__Objective__
Transcribe everything from the first line of the records down to and including the line that contains "series-line — [174, 843, 672, 1112]".

================

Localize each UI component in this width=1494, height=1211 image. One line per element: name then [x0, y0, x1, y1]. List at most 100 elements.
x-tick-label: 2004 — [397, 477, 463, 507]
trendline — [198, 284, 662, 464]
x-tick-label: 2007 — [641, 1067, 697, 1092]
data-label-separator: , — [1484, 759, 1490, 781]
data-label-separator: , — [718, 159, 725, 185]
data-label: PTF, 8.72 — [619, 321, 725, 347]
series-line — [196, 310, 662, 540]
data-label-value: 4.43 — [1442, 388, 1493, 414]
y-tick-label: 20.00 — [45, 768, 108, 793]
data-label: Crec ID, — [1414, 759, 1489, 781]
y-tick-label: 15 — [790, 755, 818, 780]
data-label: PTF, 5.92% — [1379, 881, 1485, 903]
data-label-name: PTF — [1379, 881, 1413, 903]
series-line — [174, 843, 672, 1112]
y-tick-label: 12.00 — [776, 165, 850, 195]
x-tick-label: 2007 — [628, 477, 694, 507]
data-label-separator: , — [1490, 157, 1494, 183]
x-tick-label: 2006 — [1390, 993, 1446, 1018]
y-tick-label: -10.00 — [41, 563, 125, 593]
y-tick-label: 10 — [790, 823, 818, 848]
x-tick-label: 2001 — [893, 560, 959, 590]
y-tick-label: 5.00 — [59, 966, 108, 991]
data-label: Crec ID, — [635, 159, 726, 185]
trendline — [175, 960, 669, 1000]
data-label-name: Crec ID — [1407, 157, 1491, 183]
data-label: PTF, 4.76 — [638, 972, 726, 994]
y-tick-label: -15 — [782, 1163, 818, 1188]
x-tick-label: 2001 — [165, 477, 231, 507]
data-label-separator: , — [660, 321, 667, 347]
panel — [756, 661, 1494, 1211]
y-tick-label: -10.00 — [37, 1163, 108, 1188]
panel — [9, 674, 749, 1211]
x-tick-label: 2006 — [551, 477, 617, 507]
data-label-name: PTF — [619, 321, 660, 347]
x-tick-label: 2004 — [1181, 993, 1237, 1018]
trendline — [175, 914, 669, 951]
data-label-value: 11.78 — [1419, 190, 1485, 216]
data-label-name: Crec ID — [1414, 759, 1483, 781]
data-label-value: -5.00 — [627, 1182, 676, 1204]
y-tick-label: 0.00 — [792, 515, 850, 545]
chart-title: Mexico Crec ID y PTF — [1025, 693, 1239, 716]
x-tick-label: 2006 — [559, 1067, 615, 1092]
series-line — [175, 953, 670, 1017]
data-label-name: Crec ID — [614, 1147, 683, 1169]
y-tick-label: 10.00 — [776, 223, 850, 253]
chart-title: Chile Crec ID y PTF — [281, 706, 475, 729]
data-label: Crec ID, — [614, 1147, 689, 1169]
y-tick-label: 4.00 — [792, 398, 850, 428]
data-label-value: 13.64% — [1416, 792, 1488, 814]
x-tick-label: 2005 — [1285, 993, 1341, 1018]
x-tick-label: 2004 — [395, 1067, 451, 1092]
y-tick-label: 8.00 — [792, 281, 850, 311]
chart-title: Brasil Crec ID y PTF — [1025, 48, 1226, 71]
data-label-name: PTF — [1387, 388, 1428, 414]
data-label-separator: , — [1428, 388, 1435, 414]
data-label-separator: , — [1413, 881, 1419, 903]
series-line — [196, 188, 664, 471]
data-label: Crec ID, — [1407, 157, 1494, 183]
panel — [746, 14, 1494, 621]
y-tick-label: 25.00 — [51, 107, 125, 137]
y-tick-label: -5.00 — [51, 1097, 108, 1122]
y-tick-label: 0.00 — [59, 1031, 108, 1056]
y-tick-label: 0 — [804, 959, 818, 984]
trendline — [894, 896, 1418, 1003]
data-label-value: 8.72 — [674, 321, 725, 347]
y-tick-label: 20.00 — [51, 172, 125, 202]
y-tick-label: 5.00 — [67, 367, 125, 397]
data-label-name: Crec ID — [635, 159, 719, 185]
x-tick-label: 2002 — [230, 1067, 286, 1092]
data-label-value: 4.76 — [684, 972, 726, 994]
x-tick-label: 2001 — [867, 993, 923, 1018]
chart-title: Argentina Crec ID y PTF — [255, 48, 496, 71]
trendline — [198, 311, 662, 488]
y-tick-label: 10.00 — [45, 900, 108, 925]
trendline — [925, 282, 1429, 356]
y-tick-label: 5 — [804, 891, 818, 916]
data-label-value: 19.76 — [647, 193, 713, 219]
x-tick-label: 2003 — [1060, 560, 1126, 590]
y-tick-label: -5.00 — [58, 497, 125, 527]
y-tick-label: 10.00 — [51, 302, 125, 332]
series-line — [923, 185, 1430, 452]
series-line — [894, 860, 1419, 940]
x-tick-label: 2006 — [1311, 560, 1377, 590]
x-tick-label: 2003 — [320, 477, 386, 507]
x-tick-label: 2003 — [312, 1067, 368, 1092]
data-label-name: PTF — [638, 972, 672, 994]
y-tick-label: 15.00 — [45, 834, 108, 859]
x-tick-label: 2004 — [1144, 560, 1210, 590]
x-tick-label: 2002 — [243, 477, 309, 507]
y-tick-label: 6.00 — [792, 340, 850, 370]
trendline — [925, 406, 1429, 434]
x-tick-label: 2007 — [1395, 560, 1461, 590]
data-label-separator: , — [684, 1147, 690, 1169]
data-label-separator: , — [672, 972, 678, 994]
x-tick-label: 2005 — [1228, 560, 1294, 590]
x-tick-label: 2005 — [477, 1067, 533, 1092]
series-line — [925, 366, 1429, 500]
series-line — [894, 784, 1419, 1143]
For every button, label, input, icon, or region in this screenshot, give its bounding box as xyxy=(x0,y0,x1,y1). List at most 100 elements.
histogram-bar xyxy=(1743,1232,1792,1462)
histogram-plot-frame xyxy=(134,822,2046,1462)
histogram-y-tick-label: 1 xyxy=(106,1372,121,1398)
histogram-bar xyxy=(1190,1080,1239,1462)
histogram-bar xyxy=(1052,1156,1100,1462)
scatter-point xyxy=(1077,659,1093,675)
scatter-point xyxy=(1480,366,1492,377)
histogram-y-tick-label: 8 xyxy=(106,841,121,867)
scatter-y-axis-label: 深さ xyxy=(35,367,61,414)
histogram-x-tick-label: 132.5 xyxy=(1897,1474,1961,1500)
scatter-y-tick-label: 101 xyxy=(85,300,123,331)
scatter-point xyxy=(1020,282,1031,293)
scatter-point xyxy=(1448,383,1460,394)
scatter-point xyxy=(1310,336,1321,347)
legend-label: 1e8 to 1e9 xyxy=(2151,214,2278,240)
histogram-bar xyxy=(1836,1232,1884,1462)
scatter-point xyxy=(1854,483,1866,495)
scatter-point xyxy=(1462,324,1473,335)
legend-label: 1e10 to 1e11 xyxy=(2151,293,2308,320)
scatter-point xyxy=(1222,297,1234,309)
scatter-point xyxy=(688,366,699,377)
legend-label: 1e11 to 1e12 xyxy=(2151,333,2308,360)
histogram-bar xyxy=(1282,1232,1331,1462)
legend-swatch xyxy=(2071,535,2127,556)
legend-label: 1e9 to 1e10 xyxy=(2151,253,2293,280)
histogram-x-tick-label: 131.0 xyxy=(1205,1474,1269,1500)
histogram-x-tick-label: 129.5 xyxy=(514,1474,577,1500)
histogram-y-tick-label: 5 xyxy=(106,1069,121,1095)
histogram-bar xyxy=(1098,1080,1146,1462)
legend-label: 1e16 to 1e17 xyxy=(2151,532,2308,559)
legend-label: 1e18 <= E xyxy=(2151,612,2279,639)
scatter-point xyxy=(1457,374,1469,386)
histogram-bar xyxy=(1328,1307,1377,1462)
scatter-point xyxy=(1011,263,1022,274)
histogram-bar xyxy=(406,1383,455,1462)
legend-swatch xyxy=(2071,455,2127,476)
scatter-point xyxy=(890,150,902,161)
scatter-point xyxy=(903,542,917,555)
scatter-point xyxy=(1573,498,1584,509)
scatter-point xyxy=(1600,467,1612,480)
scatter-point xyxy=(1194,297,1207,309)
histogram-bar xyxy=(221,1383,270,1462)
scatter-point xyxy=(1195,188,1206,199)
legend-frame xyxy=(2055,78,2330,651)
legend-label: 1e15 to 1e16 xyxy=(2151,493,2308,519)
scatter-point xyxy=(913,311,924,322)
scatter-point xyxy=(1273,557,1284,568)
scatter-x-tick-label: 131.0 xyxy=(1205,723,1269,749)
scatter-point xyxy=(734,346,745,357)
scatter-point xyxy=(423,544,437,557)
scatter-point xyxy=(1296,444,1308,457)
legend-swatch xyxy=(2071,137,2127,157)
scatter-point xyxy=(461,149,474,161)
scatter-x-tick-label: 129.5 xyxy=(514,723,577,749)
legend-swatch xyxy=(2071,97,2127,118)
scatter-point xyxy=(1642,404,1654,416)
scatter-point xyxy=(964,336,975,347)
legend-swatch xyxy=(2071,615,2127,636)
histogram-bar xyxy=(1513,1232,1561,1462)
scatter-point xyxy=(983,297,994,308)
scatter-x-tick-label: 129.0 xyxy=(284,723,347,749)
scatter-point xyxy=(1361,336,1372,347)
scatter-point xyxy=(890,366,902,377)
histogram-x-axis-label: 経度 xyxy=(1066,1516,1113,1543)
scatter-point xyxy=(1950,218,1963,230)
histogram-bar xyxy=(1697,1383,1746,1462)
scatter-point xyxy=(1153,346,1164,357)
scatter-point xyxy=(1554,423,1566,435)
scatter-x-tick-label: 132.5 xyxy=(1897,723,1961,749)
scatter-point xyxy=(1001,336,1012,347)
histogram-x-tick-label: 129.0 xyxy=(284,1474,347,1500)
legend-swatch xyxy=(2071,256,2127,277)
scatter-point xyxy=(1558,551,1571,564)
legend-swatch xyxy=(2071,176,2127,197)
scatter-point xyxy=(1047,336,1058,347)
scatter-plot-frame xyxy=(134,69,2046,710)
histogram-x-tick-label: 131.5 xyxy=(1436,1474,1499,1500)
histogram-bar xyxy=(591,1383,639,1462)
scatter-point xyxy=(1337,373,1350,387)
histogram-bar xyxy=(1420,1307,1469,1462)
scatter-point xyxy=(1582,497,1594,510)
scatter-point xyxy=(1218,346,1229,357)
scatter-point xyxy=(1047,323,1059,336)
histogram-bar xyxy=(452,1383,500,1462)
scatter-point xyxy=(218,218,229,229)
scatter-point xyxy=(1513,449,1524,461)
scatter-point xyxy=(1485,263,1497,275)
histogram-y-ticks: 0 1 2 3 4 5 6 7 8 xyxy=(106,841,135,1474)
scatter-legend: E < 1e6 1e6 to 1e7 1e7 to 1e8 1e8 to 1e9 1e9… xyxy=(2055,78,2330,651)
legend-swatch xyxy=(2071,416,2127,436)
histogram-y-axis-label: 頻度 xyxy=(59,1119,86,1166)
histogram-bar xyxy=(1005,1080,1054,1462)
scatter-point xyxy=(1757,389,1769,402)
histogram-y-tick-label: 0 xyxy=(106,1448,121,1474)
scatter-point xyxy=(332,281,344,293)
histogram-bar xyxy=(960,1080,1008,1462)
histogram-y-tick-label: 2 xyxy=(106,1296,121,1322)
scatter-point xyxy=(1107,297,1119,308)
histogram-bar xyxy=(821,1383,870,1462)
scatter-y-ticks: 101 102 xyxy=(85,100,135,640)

================

__Answer__
Localize each UI component in this width=1494, height=1211 image. One line per element: name then [x0, y0, x1, y1]. List at most 100 elements.
x-tick-label: 2004 — [397, 477, 463, 507]
trendline — [198, 284, 662, 464]
x-tick-label: 2007 — [641, 1067, 697, 1092]
data-label-separator: , — [1484, 759, 1490, 781]
data-label-separator: , — [718, 159, 725, 185]
data-label: PTF, 8.72 — [619, 321, 725, 347]
series-line — [196, 310, 662, 540]
data-label-value: 4.43 — [1442, 388, 1493, 414]
y-tick-label: 20.00 — [45, 768, 108, 793]
data-label: Crec ID, — [1414, 759, 1489, 781]
y-tick-label: 15 — [790, 755, 818, 780]
data-label: PTF, 5.92% — [1379, 881, 1485, 903]
data-label-name: PTF — [1379, 881, 1413, 903]
series-line — [174, 843, 672, 1112]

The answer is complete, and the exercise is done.